→ Exercise prompt
Show only lines that include "Score".

Entries with figure data

****

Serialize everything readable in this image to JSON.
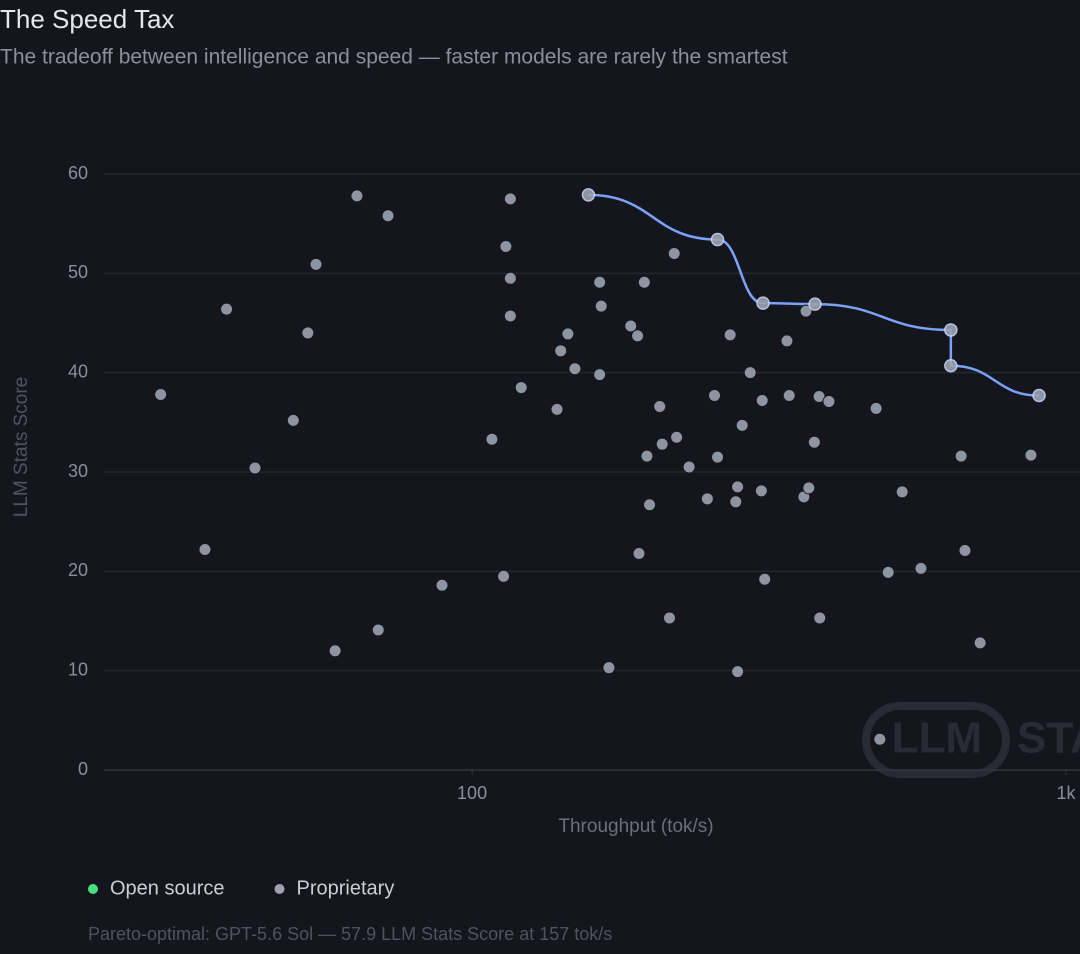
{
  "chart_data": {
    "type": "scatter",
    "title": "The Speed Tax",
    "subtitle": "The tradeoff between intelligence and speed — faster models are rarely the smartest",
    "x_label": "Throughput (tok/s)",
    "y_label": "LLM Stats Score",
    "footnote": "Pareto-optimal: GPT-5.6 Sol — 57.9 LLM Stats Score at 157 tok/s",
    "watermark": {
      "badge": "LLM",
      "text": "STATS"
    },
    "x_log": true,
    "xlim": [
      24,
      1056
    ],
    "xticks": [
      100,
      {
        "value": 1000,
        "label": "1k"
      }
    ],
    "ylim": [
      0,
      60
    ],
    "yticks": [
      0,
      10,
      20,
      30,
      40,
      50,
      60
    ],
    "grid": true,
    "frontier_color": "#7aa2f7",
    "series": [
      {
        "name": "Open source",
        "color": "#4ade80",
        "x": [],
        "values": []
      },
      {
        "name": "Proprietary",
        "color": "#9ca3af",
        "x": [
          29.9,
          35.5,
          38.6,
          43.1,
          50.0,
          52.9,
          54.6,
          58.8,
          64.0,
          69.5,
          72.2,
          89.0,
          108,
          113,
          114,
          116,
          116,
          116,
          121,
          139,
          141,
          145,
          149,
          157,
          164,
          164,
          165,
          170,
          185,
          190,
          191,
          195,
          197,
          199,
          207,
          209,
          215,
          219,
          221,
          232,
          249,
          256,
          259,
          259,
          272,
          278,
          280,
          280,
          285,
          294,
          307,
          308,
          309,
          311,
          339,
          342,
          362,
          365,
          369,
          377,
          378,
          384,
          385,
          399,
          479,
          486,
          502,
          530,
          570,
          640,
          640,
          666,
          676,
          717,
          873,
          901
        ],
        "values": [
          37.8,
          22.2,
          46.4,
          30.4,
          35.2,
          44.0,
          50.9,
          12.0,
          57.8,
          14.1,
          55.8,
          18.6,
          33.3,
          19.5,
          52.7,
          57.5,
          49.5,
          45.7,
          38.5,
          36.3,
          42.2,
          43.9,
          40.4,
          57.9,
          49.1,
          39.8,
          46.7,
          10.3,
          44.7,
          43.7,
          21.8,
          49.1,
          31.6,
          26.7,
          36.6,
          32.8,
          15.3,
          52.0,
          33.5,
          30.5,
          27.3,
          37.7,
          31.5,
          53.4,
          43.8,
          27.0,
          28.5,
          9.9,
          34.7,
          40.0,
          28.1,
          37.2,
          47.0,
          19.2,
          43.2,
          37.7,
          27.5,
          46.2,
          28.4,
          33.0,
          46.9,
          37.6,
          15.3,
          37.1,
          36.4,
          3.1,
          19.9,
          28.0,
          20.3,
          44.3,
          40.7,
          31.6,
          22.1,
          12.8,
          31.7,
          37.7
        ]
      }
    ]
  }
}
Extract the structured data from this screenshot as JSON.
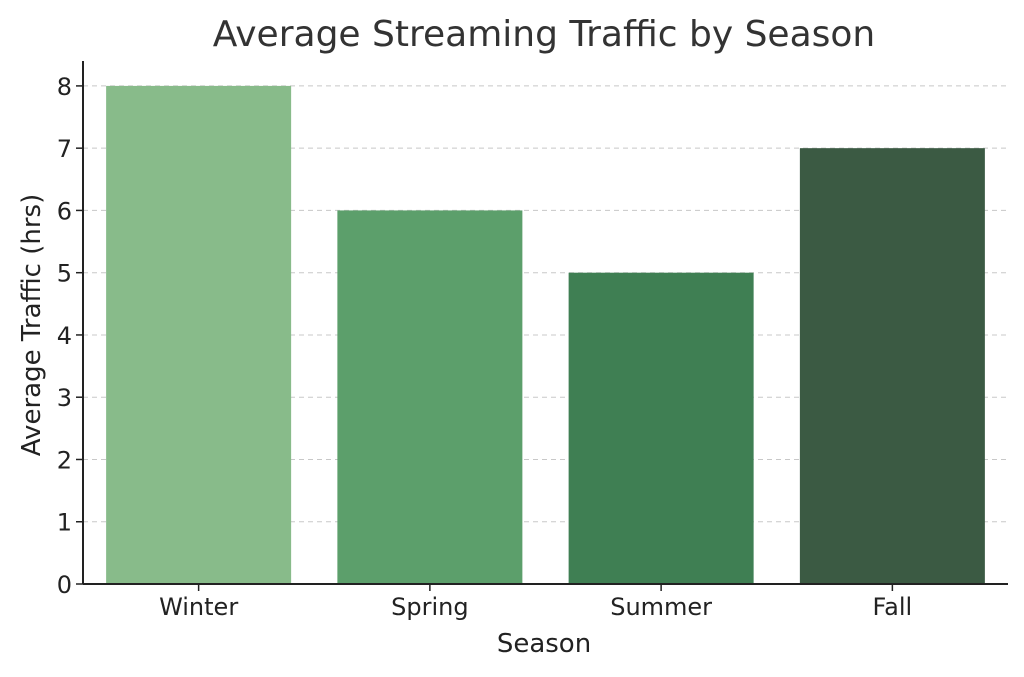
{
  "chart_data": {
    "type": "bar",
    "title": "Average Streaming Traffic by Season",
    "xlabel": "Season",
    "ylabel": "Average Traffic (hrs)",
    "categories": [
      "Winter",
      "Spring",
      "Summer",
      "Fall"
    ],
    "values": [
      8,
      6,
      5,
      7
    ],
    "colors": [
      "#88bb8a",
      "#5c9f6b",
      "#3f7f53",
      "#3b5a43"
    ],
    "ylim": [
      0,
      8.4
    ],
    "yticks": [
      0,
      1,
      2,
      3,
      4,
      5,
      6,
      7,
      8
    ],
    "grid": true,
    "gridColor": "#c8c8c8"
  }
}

****

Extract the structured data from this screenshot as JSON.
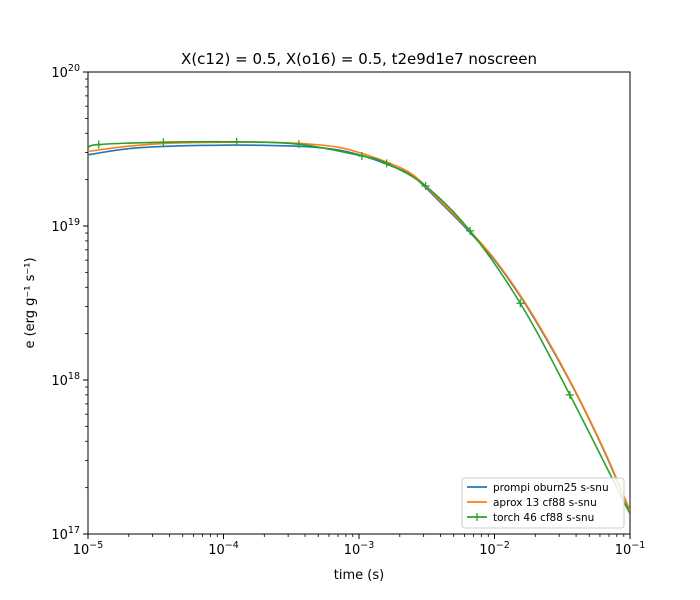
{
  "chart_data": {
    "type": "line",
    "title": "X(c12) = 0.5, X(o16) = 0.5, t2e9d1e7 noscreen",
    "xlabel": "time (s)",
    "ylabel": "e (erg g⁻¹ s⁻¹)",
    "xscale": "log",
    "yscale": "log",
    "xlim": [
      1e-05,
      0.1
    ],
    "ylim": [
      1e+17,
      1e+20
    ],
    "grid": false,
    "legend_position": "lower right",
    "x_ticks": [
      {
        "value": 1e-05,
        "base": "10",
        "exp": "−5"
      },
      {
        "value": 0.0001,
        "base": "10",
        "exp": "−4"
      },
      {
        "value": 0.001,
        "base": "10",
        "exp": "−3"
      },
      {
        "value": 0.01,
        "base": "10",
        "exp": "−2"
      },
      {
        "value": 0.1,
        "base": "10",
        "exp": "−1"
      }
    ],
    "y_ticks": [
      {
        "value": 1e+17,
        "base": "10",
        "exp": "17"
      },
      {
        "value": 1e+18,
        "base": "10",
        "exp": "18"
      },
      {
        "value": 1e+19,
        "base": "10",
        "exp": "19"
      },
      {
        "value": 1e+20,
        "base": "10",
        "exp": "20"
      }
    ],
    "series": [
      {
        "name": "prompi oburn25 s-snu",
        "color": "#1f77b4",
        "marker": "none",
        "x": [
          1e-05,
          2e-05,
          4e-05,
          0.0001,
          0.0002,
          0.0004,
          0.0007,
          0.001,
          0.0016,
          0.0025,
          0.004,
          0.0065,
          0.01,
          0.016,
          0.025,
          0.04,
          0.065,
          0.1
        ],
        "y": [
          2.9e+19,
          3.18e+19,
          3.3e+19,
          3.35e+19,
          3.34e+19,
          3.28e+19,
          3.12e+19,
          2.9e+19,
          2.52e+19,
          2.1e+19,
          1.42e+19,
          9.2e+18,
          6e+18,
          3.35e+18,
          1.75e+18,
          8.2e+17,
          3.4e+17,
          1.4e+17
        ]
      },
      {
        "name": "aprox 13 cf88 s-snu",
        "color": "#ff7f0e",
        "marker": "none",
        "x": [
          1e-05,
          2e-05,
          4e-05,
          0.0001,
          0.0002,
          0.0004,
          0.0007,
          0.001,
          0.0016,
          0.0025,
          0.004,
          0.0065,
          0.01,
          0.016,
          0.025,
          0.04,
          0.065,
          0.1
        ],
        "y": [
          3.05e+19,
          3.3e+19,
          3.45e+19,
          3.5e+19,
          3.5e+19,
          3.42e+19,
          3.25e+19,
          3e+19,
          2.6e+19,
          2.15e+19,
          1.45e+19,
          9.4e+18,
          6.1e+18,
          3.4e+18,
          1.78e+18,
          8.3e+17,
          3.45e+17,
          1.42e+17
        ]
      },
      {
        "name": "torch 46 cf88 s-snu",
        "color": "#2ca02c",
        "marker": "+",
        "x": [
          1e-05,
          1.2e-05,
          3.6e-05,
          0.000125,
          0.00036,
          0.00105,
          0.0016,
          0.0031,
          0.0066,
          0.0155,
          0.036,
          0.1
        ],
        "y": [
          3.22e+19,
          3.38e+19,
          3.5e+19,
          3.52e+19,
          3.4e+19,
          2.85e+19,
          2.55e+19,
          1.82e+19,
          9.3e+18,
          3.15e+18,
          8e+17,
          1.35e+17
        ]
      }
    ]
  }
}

****

→ Solution
    "y_label": "LLM Stats Score",
    "footnote": "Pareto-optimal: GPT-5.6 Sol — 57.9 LLM Stats Score at 157 tok/s",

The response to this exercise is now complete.